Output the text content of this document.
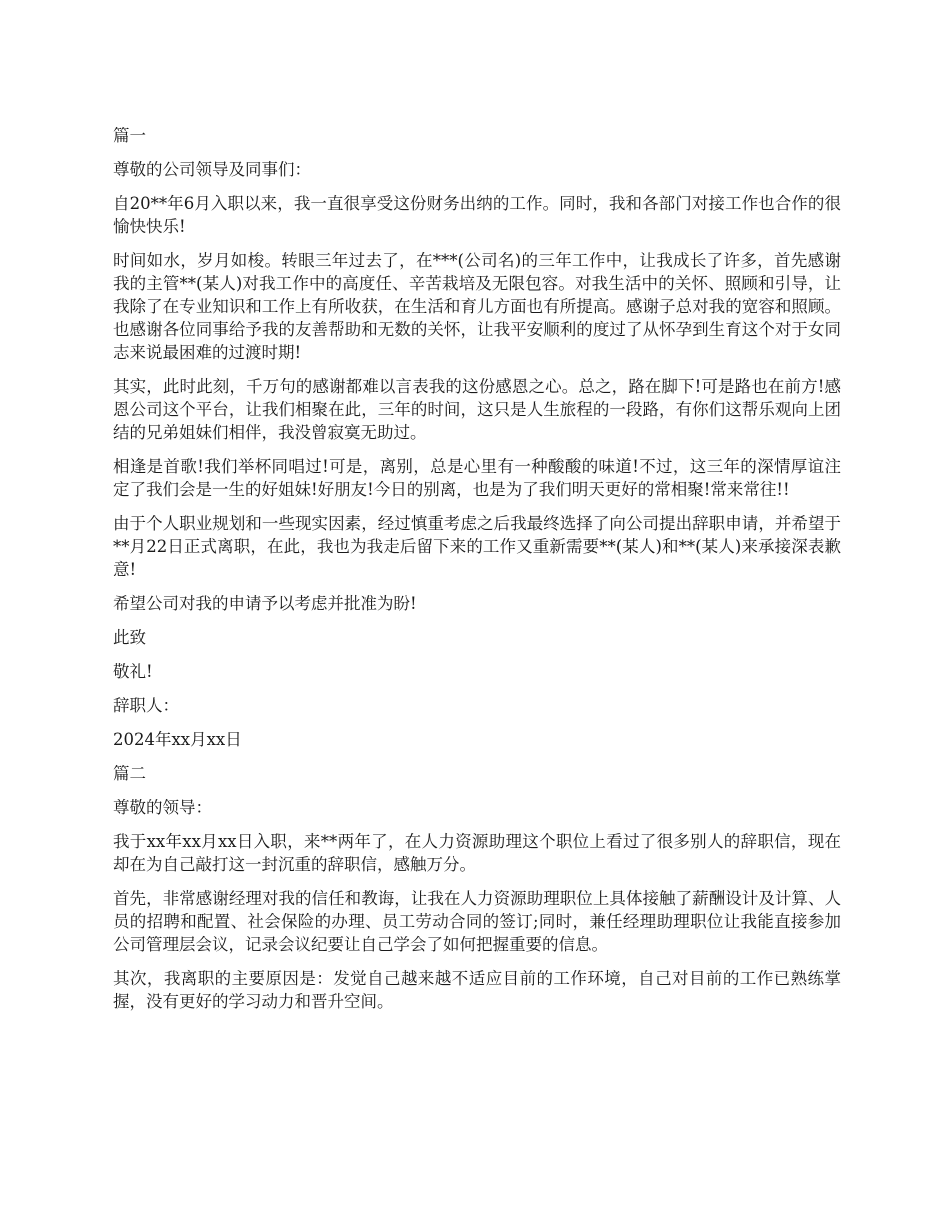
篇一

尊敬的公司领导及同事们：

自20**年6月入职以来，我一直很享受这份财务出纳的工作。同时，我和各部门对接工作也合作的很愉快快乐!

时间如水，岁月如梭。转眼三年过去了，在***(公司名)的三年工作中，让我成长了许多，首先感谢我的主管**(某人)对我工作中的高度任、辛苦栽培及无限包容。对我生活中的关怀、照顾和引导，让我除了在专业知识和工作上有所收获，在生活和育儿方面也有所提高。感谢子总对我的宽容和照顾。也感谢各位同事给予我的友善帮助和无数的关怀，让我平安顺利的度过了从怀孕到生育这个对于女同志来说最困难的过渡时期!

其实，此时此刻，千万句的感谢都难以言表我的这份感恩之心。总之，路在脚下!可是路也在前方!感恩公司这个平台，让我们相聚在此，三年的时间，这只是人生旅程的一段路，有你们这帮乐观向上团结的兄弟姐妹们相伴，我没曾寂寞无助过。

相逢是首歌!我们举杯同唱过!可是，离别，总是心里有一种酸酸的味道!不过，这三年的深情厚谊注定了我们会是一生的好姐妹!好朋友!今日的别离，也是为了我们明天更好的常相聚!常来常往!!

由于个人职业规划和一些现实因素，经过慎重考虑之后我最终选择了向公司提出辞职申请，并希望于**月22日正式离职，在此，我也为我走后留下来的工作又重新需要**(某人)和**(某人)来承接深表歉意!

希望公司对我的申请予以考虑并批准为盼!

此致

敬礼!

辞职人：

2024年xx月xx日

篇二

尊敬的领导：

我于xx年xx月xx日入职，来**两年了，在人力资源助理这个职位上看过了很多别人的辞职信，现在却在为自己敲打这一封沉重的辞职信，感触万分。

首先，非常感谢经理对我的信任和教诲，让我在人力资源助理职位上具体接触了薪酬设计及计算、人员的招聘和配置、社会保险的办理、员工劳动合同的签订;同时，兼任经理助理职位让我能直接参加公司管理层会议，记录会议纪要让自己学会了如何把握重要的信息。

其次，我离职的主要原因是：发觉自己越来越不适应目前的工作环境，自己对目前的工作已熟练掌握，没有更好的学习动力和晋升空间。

---

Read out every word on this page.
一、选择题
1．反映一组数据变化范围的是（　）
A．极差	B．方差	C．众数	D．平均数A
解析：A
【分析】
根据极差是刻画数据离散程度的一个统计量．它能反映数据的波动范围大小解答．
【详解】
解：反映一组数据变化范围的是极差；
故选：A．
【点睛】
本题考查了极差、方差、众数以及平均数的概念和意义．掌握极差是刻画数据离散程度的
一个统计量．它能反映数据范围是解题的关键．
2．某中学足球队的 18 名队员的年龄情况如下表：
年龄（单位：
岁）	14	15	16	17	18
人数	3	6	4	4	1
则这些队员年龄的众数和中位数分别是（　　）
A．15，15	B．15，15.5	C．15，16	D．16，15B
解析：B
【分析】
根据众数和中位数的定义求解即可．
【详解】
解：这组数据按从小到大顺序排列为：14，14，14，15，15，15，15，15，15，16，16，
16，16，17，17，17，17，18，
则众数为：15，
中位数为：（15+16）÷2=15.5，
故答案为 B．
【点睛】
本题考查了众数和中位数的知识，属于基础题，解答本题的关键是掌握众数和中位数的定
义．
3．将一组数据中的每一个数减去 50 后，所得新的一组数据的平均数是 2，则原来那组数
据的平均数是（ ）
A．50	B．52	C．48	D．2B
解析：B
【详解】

YOUR TASK: Find the lines above that include the string "this" and copy them.

FINAL ANSWER:
Output the text content of this document.
Read out every word on this page.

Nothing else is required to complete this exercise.